-- START --

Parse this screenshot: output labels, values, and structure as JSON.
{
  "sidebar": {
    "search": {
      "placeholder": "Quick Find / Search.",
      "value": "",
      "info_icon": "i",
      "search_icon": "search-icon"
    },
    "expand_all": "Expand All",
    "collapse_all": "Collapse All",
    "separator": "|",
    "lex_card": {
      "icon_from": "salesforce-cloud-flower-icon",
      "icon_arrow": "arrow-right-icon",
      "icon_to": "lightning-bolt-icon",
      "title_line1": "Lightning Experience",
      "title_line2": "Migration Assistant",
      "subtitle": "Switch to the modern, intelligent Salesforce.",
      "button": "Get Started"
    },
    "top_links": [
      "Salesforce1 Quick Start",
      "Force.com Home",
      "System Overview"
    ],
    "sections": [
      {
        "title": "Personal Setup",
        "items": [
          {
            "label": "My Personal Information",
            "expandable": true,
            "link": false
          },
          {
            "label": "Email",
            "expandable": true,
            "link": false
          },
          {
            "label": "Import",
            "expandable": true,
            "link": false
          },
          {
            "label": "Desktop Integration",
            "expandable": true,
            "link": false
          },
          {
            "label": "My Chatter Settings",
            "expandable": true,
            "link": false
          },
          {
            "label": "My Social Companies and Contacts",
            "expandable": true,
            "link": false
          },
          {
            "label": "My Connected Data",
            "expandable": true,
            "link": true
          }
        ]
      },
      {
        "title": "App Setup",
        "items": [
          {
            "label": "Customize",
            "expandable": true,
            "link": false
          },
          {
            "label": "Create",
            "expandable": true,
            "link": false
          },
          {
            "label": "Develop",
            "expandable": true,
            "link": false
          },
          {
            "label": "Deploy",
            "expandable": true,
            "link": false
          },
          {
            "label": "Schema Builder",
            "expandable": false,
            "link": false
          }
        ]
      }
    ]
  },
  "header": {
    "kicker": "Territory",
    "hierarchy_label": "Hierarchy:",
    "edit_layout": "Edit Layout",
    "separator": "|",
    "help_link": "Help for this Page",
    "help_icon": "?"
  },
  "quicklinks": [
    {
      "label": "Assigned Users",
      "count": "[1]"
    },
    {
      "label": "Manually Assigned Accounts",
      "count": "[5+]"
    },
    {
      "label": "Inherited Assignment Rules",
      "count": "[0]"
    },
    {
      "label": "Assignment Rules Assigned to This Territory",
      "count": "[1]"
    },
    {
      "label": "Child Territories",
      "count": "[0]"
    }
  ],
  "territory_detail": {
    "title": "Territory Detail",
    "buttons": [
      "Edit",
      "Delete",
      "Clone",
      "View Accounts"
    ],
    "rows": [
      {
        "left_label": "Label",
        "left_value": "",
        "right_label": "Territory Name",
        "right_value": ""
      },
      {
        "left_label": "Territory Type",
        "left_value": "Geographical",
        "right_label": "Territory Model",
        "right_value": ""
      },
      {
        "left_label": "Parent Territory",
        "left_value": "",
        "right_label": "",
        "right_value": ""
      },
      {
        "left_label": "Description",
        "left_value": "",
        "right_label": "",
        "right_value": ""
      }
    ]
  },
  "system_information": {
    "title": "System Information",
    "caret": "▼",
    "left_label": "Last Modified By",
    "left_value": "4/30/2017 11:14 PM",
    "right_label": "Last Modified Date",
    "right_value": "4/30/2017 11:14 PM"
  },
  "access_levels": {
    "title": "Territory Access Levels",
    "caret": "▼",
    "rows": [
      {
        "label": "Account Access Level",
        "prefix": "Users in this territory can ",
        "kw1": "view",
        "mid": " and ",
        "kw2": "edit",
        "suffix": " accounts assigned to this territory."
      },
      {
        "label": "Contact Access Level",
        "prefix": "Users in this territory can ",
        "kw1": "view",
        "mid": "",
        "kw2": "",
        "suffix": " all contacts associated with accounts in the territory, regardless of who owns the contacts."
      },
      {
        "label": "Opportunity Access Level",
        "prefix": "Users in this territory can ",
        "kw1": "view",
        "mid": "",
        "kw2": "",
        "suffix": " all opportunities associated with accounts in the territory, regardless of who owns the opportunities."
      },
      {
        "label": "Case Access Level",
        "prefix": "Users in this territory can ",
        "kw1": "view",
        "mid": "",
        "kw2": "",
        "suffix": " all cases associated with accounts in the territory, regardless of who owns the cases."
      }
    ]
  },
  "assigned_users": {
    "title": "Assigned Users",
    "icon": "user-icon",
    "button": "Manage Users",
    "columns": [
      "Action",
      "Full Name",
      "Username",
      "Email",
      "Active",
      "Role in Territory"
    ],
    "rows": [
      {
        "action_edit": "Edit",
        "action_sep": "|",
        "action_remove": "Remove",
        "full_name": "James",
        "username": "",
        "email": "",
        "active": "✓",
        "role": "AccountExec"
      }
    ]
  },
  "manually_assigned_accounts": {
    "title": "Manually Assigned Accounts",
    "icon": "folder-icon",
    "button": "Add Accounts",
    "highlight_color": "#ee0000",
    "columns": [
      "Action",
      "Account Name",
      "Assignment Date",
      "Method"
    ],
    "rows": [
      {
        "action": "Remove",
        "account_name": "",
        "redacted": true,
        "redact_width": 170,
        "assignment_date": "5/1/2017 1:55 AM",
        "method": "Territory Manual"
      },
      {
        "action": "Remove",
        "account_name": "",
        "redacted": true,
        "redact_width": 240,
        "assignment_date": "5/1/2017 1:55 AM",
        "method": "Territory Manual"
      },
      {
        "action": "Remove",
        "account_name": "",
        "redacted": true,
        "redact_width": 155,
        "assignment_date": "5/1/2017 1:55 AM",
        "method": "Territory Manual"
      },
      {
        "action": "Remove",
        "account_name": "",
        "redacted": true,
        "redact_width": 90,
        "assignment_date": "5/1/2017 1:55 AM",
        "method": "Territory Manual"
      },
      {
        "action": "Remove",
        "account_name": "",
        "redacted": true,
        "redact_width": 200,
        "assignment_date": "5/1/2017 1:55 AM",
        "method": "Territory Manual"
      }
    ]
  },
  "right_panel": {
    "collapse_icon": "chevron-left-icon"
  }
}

-- END --

Output all of the material exactly as written.

Response ::
Parse this screenshot: output labels, values, and structure as JSON.
{
  "sidebar": {
    "search": {
      "placeholder": "Quick Find / Search.",
      "value": "",
      "info_icon": "i",
      "search_icon": "search-icon"
    },
    "expand_all": "Expand All",
    "collapse_all": "Collapse All",
    "separator": "|",
    "lex_card": {
      "icon_from": "salesforce-cloud-flower-icon",
      "icon_arrow": "arrow-right-icon",
      "icon_to": "lightning-bolt-icon",
      "title_line1": "Lightning Experience",
      "title_line2": "Migration Assistant",
      "subtitle": "Switch to the modern, intelligent Salesforce.",
      "button": "Get Started"
    },
    "top_links": [
      "Salesforce1 Quick Start",
      "Force.com Home",
      "System Overview"
    ],
    "sections": [
      {
        "title": "Personal Setup",
        "items": [
          {
            "label": "My Personal Information",
            "expandable": true,
            "link": false
          },
          {
            "label": "Email",
            "expandable": true,
            "link": false
          },
          {
            "label": "Import",
            "expandable": true,
            "link": false
          },
          {
            "label": "Desktop Integration",
            "expandable": true,
            "link": false
          },
          {
            "label": "My Chatter Settings",
            "expandable": true,
            "link": false
          },
          {
            "label": "My Social Companies and Contacts",
            "expandable": true,
            "link": false
          },
          {
            "label": "My Connected Data",
            "expandable": true,
            "link": true
          }
        ]
      },
      {
        "title": "App Setup",
        "items": [
          {
            "label": "Customize",
            "expandable": true,
            "link": false
          },
          {
            "label": "Create",
            "expandable": true,
            "link": false
          },
          {
            "label": "Develop",
            "expandable": true,
            "link": false
          },
          {
            "label": "Deploy",
            "expandable": true,
            "link": false
          },
          {
            "label": "Schema Builder",
            "expandable": false,
            "link": false
          }
        ]
      }
    ]
  },
  "header": {
    "kicker": "Territory",
    "hierarchy_label": "Hierarchy:",
    "edit_layout": "Edit Layout",
    "separator": "|",
    "help_link": "Help for this Page",
    "help_icon": "?"
  },
  "quicklinks": [
    {
      "label": "Assigned Users",
      "count": "[1]"
    },
    {
      "label": "Manually Assigned Accounts",
      "count": "[5+]"
    },
    {
      "label": "Inherited Assignment Rules",
      "count": "[0]"
    },
    {
      "label": "Assignment Rules Assigned to This Territory",
      "count": "[1]"
    },
    {
      "label": "Child Territories",
      "count": "[0]"
    }
  ],
  "territory_detail": {
    "title": "Territory Detail",
    "buttons": [
      "Edit",
      "Delete",
      "Clone",
      "View Accounts"
    ],
    "rows": [
      {
        "left_label": "Label",
        "left_value": "",
        "right_label": "Territory Name",
        "right_value": ""
      },
      {
        "left_label": "Territory Type",
        "left_value": "Geographical",
        "right_label": "Territory Model",
        "right_value": ""
      },
      {
        "left_label": "Parent Territory",
        "left_value": "",
        "right_label": "",
        "right_value": ""
      },
      {
        "left_label": "Description",
        "left_value": "",
        "right_label": "",
        "right_value": ""
      }
    ]
  },
  "system_information": {
    "title": "System Information",
    "caret": "▼",
    "left_label": "Last Modified By",
    "left_value": "4/30/2017 11:14 PM",
    "right_label": "Last Modified Date",
    "right_value": "4/30/2017 11:14 PM"
  },
  "access_levels": {
    "title": "Territory Access Levels",
    "caret": "▼",
    "rows": [
      {
        "label": "Account Access Level",
        "prefix": "Users in this territory can ",
        "kw1": "view",
        "mid": " and ",
        "kw2": "edit",
        "suffix": " accounts assigned to this territory."
      },
      {
        "label": "Contact Access Level",
        "prefix": "Users in this territory can ",
        "kw1": "view",
        "mid": "",
        "kw2": "",
        "suffix": " all contacts associated with accounts in the territory, regardless of who owns the contacts."
      },
      {
        "label": "Opportunity Access Level",
        "prefix": "Users in this territory can ",
        "kw1": "view",
        "mid": "",
        "kw2": "",
        "suffix": " all opportunities associated with accounts in the territory, regardless of who owns the opportunities."
      },
      {
        "label": "Case Access Level",
        "prefix": "Users in this territory can ",
        "kw1": "view",
        "mid": "",
        "kw2": "",
        "suffix": " all cases associated with accounts in the territory, regardless of who owns the cases."
      }
    ]
  },
  "assigned_users": {
    "title": "Assigned Users",
    "icon": "user-icon",
    "button": "Manage Users",
    "columns": [
      "Action",
      "Full Name",
      "Username",
      "Email",
      "Active",
      "Role in Territory"
    ],
    "rows": [
      {
        "action_edit": "Edit",
        "action_sep": "|",
        "action_remove": "Remove",
        "full_name": "James",
        "username": "",
        "email": "",
        "active": "✓",
        "role": "AccountExec"
      }
    ]
  },
  "manually_assigned_accounts": {
    "title": "Manually Assigned Accounts",
    "icon": "folder-icon",
    "button": "Add Accounts",
    "highlight_color": "#ee0000",
    "columns": [
      "Action",
      "Account Name",
      "Assignment Date",
      "Method"
    ],
    "rows": [
      {
        "action": "Remove",
        "account_name": "",
        "redacted": true,
        "redact_width": 170,
        "assignment_date": "5/1/2017 1:55 AM",
        "method": "Territory Manual"
      },
      {
        "action": "Remove",
        "account_name": "",
        "redacted": true,
        "redact_width": 240,
        "assignment_date": "5/1/2017 1:55 AM",
        "method": "Territory Manual"
      },
      {
        "action": "Remove",
        "account_name": "",
        "redacted": true,
        "redact_width": 155,
        "assignment_date": "5/1/2017 1:55 AM",
        "method": "Territory Manual"
      },
      {
        "action": "Remove",
        "account_name": "",
        "redacted": true,
        "redact_width": 90,
        "assignment_date": "5/1/2017 1:55 AM",
        "method": "Territory Manual"
      },
      {
        "action": "Remove",
        "account_name": "",
        "redacted": true,
        "redact_width": 200,
        "assignment_date": "5/1/2017 1:55 AM",
        "method": "Territory Manual"
      }
    ]
  },
  "right_panel": {
    "collapse_icon": "chevron-left-icon"
  }
}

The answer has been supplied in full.